● **WHAT YOU SHOULD DO**
Read the listing and extract each line that includes the word "назначения".

** START OF PROVIDED RECORDS **

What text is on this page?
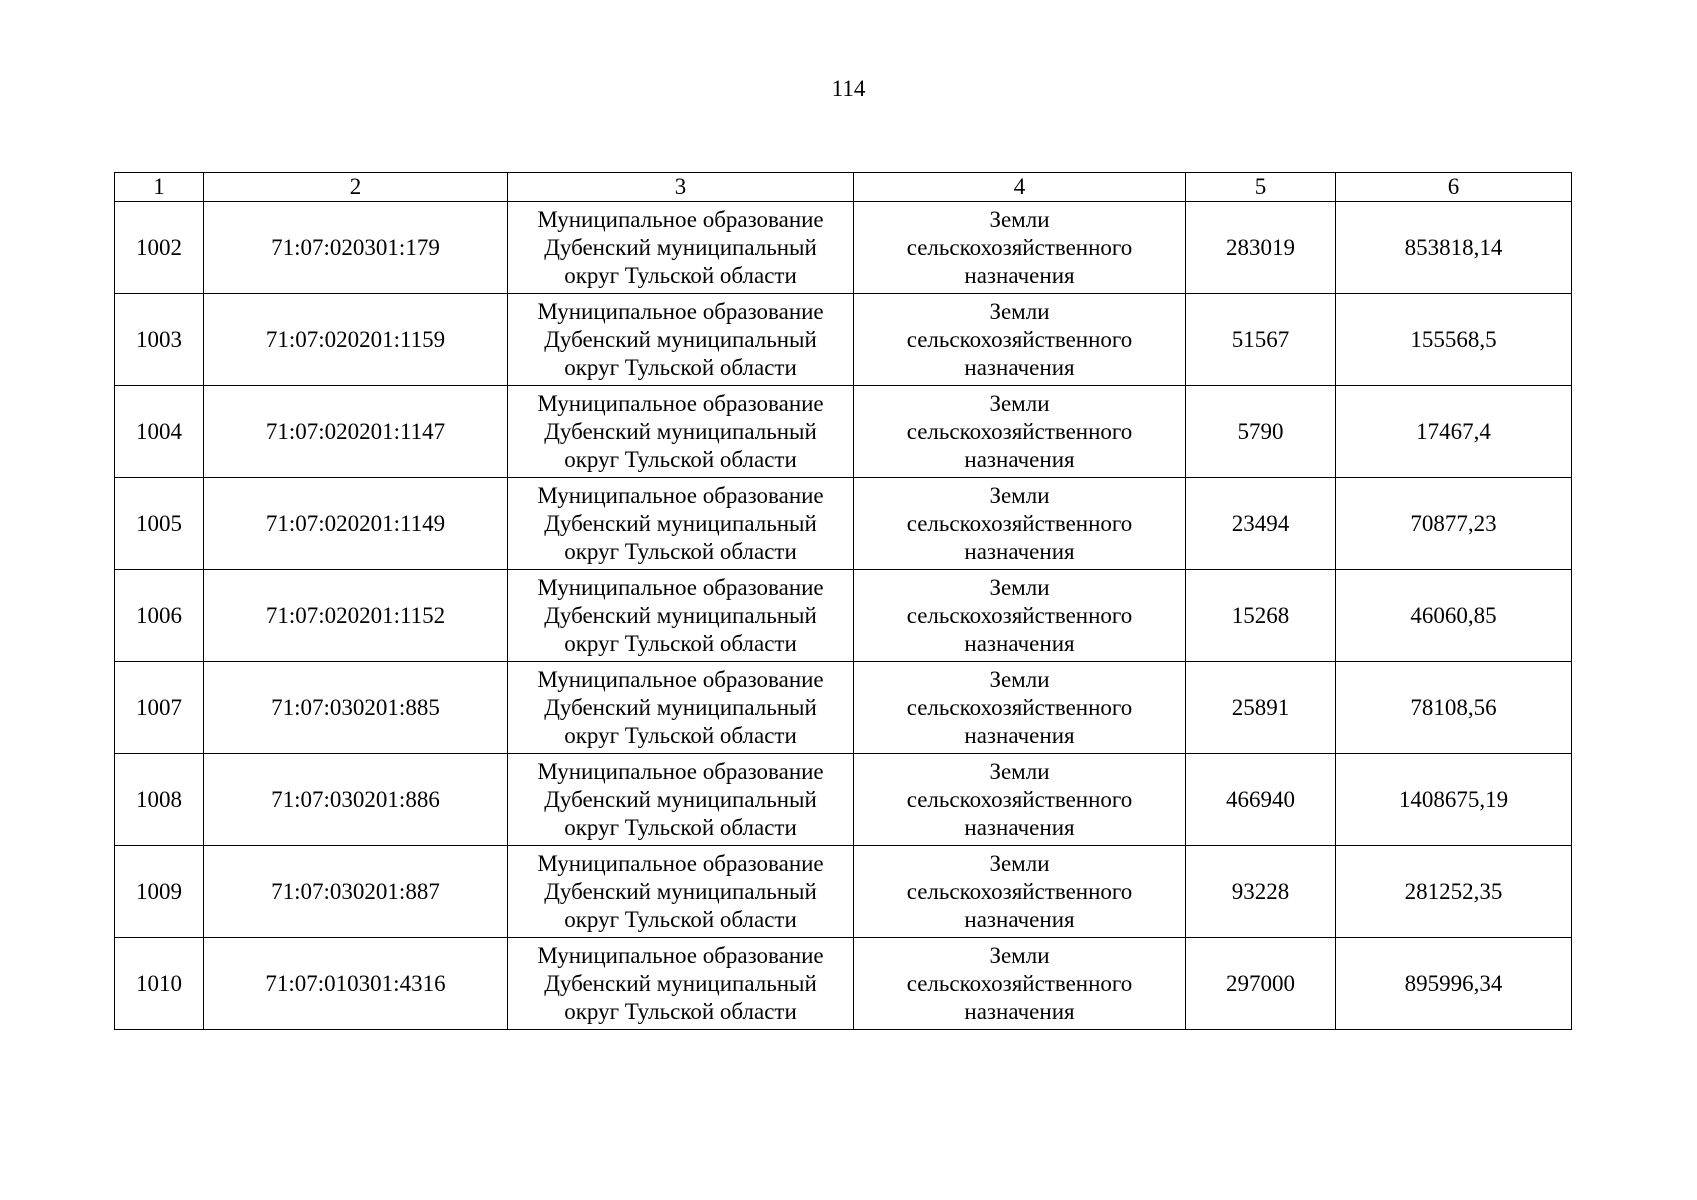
114
1	2	3	4	5	6
1002	71:07:020301:179	Муниципальное образование
Дубенский муниципальный
округ Тульской области	Земли
сельскохозяйственного
назначения	283019	853818,14
1003	71:07:020201:1159	Муниципальное образование
Дубенский муниципальный
округ Тульской области	Земли
сельскохозяйственного
назначения	51567	155568,5
1004	71:07:020201:1147	Муниципальное образование
Дубенский муниципальный
округ Тульской области	Земли
сельскохозяйственного
назначения	5790	17467,4
1005	71:07:020201:1149	Муниципальное образование
Дубенский муниципальный
округ Тульской области	Земли
сельскохозяйственного
назначения	23494	70877,23
1006	71:07:020201:1152	Муниципальное образование
Дубенский муниципальный
округ Тульской области	Земли
сельскохозяйственного
назначения	15268	46060,85
1007	71:07:030201:885	Муниципальное образование
Дубенский муниципальный
округ Тульской области	Земли
сельскохозяйственного
назначения	25891	78108,56
1008	71:07:030201:886	Муниципальное образование
Дубенский муниципальный
округ Тульской области	Земли
сельскохозяйственного
назначения	466940	1408675,19
1009	71:07:030201:887	Муниципальное образование
Дубенский муниципальный
округ Тульской области	Земли
сельскохозяйственного
назначения	93228	281252,35
1010	71:07:010301:4316	Муниципальное образование
Дубенский муниципальный
округ Тульской области	Земли
сельскохозяйственного
назначения	297000	895996,34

** END OF PROVIDED RECORDS **

● **WRITTEN ANSWER**
назначения	283019	853818,14
назначения	51567	155568,5
назначения	5790	17467,4
назначения	23494	70877,23
назначения	15268	46060,85
назначения	25891	78108,56
назначения	466940	1408675,19
назначения	93228	281252,35
назначения	297000	895996,34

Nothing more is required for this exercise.